### EXERCISE INPUT ###

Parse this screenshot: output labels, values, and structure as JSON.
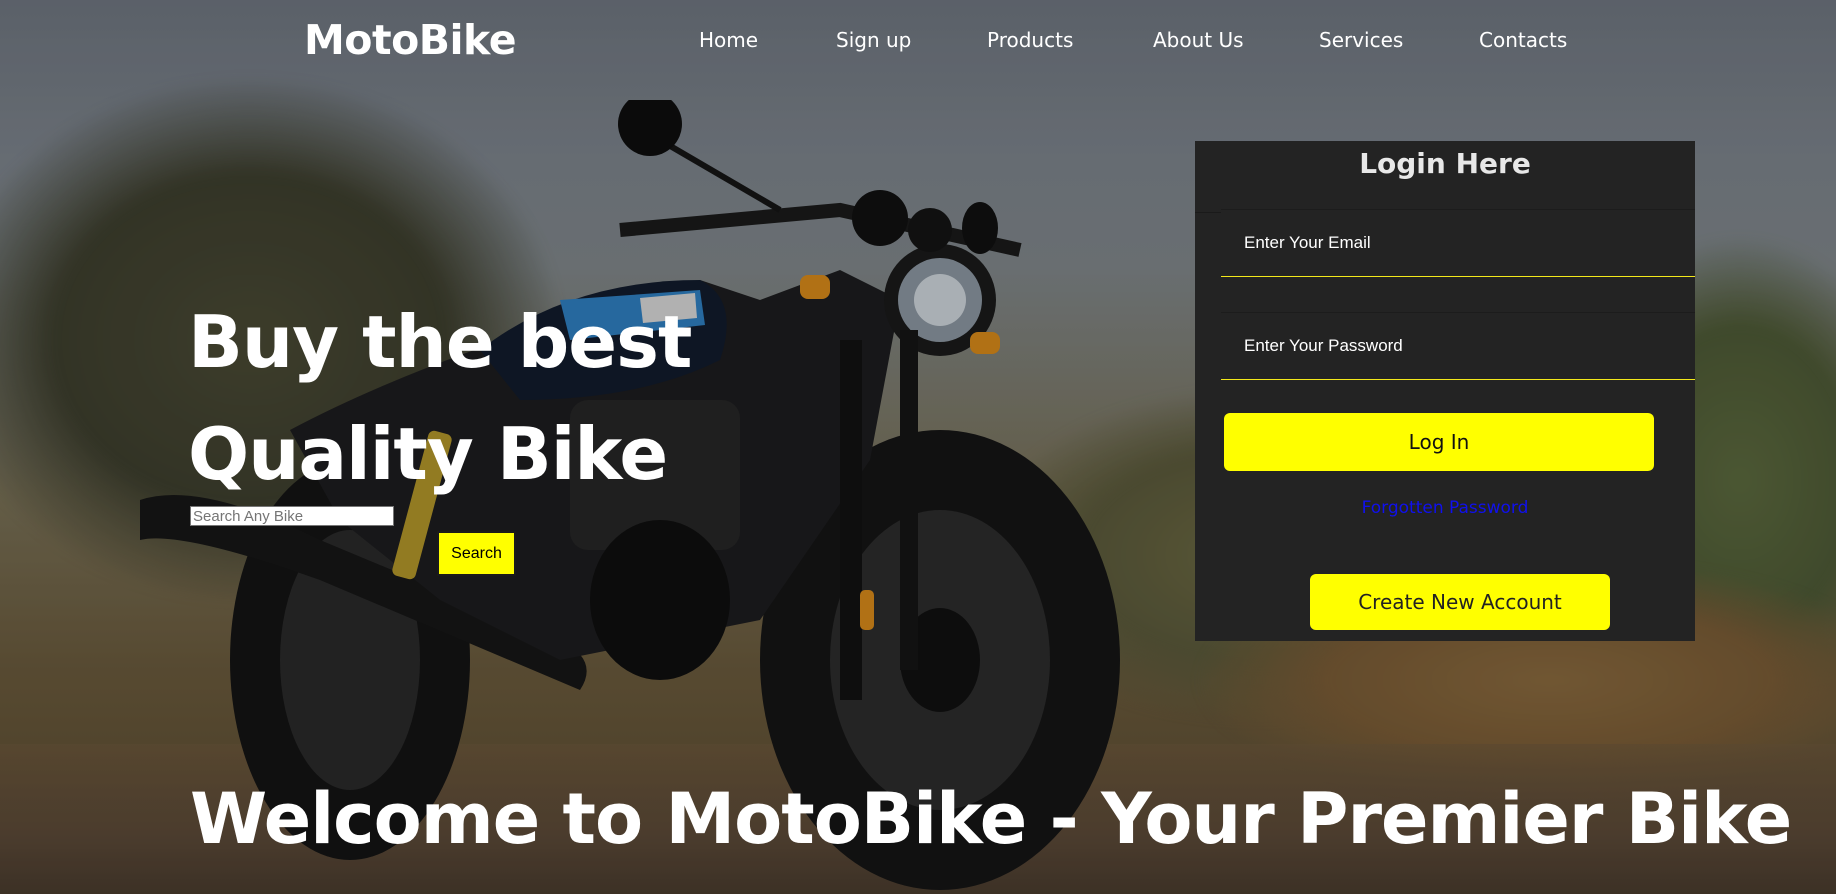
{
  "header": {
    "logo": "MotoBike",
    "nav": [
      {
        "label": "Home"
      },
      {
        "label": "Sign up"
      },
      {
        "label": "Products"
      },
      {
        "label": "About Us"
      },
      {
        "label": "Services"
      },
      {
        "label": "Contacts"
      }
    ]
  },
  "hero": {
    "title_line1": "Buy the best",
    "title_line2": "Quality Bike",
    "search_placeholder": "Search Any Bike",
    "search_button": "Search",
    "welcome": "Welcome to MotoBike - Your Premier Bike"
  },
  "login": {
    "title": "Login Here",
    "email_placeholder": "Enter Your Email",
    "password_placeholder": "Enter Your Password",
    "login_button": "Log In",
    "forgot_link": "Forgotten Password",
    "create_account_button": "Create New Account"
  },
  "colors": {
    "accent": "#ffff00",
    "panel": "#232323",
    "link": "#1010ee"
  }
}
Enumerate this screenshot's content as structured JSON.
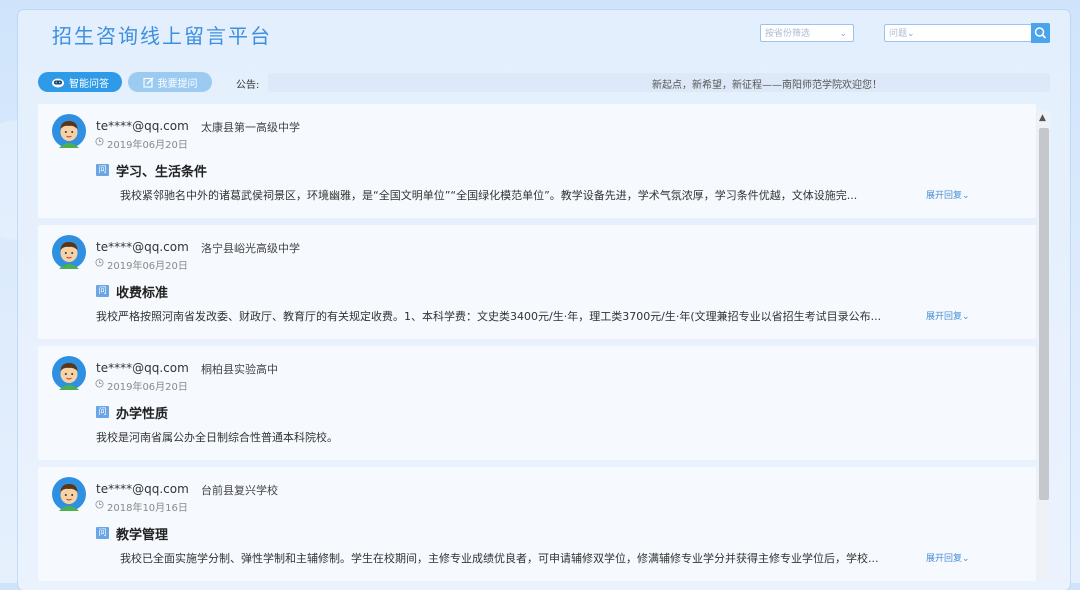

###

◆ **REQUEST**:
Quote every record above exactly, omitting any pictures they contain.

◆ **THE REPLY**:
Parse this screenshot: output labels, values, and structure as JSON.
{
  "header": {
    "logo": "MotoBike",
    "nav": [
      {
        "label": "Home"
      },
      {
        "label": "Sign up"
      },
      {
        "label": "Products"
      },
      {
        "label": "About Us"
      },
      {
        "label": "Services"
      },
      {
        "label": "Contacts"
      }
    ]
  },
  "hero": {
    "title_line1": "Buy the best",
    "title_line2": "Quality Bike",
    "search_placeholder": "Search Any Bike",
    "search_button": "Search",
    "welcome": "Welcome to MotoBike - Your Premier Bike"
  },
  "login": {
    "title": "Login Here",
    "email_placeholder": "Enter Your Email",
    "password_placeholder": "Enter Your Password",
    "login_button": "Log In",
    "forgot_link": "Forgotten Password",
    "create_account_button": "Create New Account"
  },
  "colors": {
    "accent": "#ffff00",
    "panel": "#232323",
    "link": "#1010ee"
  }
}
Enumerate this screenshot's content as structured JSON.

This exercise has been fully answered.